When I get home I'll return to writing new songs for Only Son's second album, tentatively titled "Tentatively Titled". Be on the lookout for it sometime in the future. If you have a tower it would help to see it because it's really not so close yet. But no fear, the future is bright and bushy. What else could it be since the past and present have been so dumb and Bushy, eh?

Eh?

Have a fun summer and I'll see you in the fall!

Jack

PS - please watch these incredible videos:

http://youtube.com/watch?v=P39b7v1wzfg
http://youtube.com/watch?v=ywQ2EnGWvAs
Wednesday, January 10, 2007 

Attenciones populaciones!

I hope all of your New Year parties were fuggenauszm. I celebrated with my six hundred sets of parents at seven exotic locations at once. Originally structured molecules are sooooo over.

Anyway, on to the first piece of beautiful news:

Only Son will be opening for Regina Spektor once again on her Winter '07 tour of the UK, Germany, France and Sweden! I'll be playing solo with the iPod band, as usual for overseas, but there are some new things...songs, stories, explosions, flying, historical inaccuracies, scientific discoveries, birdwatching.  Also a slide show on Global Cooling. Very dense, very vague. You'll love it.

The second and third pieces of good news are these reviews of my album!

Hybrid Magazine:

http://www.hybridmagazine.com/reviews/1206/onlyson.shtml

Indie Music Stop Magazine: (go to CD reviews)

http://www.indiemusicstop.com/

They were actually written by John Lennon and Elvis Presley under pen names. Those dudes can't be using their real names for things like this, bro. People would lose their minds, bro. Also, if they make a negative comment or two, that's just an inside joke between the three of us. Funny little game Bob Dylan passed along. You wouldn't understand.

Prologue to a fourth and fifth piece of good news:

Two videos are almost done - one for My Museum and one for Long Live The Future! I know I have said this before but since there are such astronomical figures involved with these things it takes my accountants months to straighten out the payroll. Don't blame them, they have to earn their Bentleys somehow. As for me - I've been relaxing in my fur cottage, just fanning my gold with money and burning my money with hot diamonds. If you haven't tried using sushi to scrub the bathroom wall, you should try it. Works like perfect.  That's what my man-maid says, anyway.

### [EXCERPTED RECORDS]
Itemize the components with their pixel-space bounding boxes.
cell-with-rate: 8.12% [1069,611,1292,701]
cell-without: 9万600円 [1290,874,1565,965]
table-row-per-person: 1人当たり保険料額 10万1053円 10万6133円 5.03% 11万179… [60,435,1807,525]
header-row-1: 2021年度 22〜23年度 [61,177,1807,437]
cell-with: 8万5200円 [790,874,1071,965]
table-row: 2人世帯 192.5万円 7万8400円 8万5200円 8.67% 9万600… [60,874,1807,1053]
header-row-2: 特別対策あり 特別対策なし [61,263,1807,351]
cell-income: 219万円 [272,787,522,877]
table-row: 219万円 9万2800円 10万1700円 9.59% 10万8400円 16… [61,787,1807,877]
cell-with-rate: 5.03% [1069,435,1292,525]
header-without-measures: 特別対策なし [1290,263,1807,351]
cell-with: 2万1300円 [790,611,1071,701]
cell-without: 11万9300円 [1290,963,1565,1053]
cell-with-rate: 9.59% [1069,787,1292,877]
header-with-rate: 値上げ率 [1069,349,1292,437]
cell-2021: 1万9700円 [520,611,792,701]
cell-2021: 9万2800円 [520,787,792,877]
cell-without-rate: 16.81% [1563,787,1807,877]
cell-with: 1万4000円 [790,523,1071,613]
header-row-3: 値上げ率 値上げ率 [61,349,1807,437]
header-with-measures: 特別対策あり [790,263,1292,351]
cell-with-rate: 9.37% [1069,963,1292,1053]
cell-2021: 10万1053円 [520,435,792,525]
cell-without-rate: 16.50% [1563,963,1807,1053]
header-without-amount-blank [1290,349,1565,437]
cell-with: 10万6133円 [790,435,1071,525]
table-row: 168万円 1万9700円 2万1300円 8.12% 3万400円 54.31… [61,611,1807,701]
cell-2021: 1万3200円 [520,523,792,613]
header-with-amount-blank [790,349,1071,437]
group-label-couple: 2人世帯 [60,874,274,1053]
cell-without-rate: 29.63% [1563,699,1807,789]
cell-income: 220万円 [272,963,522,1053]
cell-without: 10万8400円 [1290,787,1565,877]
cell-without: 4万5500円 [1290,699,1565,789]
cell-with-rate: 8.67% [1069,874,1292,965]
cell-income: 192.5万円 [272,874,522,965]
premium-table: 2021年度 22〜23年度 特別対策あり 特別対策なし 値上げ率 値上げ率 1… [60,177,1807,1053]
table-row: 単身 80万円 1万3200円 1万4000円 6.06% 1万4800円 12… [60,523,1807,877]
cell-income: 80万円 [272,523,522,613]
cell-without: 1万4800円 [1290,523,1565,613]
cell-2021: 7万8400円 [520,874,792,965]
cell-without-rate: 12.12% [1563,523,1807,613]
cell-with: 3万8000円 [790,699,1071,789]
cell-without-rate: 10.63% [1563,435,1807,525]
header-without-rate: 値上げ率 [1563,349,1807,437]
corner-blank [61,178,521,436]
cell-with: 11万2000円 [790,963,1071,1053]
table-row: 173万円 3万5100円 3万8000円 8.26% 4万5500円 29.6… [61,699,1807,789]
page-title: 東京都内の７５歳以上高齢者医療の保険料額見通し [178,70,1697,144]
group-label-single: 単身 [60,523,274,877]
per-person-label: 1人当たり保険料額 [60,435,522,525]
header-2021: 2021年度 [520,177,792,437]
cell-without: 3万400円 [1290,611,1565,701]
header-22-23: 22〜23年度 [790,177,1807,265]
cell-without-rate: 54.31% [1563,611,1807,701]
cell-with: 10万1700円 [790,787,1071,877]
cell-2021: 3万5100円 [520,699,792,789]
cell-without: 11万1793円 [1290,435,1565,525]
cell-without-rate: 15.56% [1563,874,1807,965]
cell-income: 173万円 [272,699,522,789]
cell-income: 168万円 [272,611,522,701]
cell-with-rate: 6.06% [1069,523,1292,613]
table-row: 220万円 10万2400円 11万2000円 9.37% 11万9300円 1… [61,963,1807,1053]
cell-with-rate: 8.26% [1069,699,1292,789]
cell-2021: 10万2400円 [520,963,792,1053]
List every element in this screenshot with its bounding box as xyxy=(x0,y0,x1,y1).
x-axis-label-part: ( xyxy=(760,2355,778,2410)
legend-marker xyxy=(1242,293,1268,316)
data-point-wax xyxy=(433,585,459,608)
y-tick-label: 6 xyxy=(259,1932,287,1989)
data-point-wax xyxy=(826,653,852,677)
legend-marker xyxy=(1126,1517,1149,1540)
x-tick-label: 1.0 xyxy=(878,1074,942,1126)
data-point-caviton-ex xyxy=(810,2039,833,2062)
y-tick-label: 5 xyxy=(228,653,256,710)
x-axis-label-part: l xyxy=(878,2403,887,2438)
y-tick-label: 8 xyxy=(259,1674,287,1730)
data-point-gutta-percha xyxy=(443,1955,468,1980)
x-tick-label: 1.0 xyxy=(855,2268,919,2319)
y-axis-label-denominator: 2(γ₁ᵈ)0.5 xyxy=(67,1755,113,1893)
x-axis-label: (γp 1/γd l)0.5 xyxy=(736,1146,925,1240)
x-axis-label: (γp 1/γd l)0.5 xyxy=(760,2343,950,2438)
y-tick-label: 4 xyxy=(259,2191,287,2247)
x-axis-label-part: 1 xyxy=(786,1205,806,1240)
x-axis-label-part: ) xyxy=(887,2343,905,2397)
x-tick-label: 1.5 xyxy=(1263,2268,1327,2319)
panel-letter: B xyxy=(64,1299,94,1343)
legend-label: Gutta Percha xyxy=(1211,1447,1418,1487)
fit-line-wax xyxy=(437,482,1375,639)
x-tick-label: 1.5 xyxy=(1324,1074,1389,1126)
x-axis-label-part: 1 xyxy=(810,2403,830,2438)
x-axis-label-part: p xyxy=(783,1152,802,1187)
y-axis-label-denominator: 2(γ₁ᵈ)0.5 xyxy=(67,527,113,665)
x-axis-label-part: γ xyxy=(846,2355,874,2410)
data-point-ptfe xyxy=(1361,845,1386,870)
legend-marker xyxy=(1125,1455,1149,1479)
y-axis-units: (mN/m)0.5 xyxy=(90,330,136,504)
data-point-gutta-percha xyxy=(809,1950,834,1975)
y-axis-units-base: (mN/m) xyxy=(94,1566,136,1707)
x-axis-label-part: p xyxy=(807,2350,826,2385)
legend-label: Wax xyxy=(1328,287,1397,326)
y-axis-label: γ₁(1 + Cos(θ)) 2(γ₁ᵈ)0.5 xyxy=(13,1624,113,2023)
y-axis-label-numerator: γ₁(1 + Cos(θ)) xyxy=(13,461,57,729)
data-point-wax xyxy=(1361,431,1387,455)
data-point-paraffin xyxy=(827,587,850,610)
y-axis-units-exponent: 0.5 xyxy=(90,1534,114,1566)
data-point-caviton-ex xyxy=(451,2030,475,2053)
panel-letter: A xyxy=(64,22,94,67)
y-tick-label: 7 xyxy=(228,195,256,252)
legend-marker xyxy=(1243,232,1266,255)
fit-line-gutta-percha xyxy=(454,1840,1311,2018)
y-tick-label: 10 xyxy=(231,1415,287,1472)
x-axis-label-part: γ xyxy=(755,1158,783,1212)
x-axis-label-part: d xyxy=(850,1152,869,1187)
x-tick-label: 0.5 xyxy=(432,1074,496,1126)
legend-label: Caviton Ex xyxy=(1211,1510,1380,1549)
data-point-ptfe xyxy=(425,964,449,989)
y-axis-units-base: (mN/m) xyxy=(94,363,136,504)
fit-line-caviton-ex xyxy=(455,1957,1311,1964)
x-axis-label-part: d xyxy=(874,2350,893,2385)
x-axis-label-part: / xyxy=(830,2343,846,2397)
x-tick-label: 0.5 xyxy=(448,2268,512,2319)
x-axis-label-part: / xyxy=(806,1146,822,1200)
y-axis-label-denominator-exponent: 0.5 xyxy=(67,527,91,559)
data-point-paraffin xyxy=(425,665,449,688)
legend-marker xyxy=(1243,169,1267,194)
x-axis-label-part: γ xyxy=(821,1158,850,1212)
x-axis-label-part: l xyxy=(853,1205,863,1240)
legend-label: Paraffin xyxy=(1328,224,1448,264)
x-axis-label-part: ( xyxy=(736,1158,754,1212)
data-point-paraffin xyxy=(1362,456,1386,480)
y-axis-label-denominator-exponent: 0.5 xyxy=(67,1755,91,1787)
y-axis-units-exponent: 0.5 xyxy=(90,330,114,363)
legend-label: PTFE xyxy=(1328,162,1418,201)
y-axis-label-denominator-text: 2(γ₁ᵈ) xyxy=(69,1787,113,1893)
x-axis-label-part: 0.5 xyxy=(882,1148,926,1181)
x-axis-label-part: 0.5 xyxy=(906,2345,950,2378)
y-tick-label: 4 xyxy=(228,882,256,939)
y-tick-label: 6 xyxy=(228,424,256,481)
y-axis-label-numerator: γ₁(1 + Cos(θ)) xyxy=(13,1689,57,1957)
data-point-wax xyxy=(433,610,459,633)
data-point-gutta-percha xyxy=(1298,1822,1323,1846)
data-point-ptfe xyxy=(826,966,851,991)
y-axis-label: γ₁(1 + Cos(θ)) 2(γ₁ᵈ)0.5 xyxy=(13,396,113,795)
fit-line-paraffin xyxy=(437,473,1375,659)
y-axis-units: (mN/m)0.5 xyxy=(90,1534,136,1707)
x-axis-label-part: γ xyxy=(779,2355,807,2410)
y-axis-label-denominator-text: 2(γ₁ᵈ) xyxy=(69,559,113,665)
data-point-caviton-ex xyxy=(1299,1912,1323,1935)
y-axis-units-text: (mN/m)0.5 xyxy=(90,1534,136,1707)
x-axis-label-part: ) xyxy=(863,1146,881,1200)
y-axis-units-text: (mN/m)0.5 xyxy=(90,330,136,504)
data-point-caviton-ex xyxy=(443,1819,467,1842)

### [WORK TO BE COMPLETED]
Answer these from the Only Son news text:
1. What is the tentative title of Only Son's second album?
2. Whom will Only Son open for on the Winter '07 tour?
3. Which two songs are the nearly finished videos for?

### [REPLY]
1. "Tentatively Titled"
2. Regina Spektor
3. My Museum and Long Live The Future